## Requirements
Select every line of the material that contains the string "collage", matching case exactly, and copy each one out.

** Begin Data for the task **

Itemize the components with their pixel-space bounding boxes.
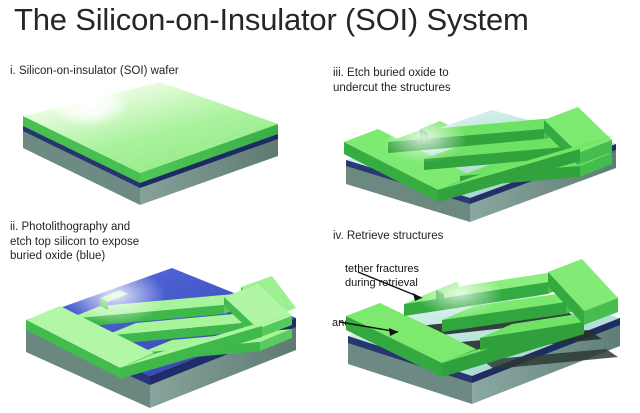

** End Data for the task **
** Begin Data for the task **

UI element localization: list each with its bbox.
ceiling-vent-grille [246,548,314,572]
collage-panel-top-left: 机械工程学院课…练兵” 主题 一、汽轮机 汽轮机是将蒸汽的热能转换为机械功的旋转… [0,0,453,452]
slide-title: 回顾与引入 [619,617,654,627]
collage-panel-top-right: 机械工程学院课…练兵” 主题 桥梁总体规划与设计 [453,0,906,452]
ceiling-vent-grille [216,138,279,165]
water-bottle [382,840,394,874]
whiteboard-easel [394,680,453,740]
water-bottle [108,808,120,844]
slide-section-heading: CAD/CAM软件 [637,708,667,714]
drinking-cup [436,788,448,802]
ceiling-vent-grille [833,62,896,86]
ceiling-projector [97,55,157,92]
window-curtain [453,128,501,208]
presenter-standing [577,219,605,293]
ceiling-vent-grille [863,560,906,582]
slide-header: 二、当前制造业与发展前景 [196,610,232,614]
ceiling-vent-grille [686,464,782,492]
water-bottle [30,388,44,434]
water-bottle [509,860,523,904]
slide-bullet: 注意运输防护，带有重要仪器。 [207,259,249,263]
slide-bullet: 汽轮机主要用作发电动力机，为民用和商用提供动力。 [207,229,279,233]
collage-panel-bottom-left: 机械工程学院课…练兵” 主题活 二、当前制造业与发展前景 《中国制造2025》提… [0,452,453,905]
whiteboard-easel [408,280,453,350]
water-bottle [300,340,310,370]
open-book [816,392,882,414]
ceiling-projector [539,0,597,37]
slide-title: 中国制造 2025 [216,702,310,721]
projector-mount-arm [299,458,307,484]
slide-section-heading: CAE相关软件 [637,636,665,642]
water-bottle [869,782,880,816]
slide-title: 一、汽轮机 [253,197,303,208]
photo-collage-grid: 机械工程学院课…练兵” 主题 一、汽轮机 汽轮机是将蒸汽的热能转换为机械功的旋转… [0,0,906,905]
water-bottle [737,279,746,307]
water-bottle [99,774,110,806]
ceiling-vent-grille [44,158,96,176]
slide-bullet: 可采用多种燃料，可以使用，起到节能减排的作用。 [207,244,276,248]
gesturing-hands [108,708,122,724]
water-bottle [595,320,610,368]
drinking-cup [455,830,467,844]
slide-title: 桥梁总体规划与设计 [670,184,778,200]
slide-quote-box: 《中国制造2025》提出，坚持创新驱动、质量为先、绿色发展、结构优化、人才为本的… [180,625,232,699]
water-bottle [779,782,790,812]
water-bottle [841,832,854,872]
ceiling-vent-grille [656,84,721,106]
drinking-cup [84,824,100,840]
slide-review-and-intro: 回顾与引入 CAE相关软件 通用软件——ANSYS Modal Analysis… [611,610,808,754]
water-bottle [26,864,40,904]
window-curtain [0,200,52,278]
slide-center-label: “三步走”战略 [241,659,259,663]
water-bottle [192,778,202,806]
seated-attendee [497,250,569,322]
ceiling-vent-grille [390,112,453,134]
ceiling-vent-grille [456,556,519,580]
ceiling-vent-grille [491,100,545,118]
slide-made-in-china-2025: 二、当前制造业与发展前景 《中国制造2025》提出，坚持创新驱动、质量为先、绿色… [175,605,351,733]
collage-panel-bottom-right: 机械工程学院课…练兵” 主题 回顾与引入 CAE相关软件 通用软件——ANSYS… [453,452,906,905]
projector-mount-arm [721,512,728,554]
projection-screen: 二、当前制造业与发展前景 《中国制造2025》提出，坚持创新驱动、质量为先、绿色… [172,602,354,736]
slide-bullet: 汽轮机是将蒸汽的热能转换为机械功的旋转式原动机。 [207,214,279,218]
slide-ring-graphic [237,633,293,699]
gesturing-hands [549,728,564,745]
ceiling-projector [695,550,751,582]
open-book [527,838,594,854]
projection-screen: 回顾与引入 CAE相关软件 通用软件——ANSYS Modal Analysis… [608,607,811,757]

** End Data for the task **

## Output below
collage-panel-top-left: 机械工程学院课…练兵” 主题 一、汽轮机 汽轮机是将蒸汽的热能转换为机械功的旋转… [0,0,453,452]
collage-panel-top-right: 机械工程学院课…练兵” 主题 桥梁总体规划与设计 [453,0,906,452]
collage-panel-bottom-left: 机械工程学院课…练兵” 主题活 二、当前制造业与发展前景 《中国制造2025》提… [0,452,453,905]
photo-collage-grid: 机械工程学院课…练兵” 主题 一、汽轮机 汽轮机是将蒸汽的热能转换为机械功的旋转… [0,0,906,905]
collage-panel-bottom-right: 机械工程学院课…练兵” 主题 回顾与引入 CAE相关软件 通用软件——ANSYS… [453,452,906,905]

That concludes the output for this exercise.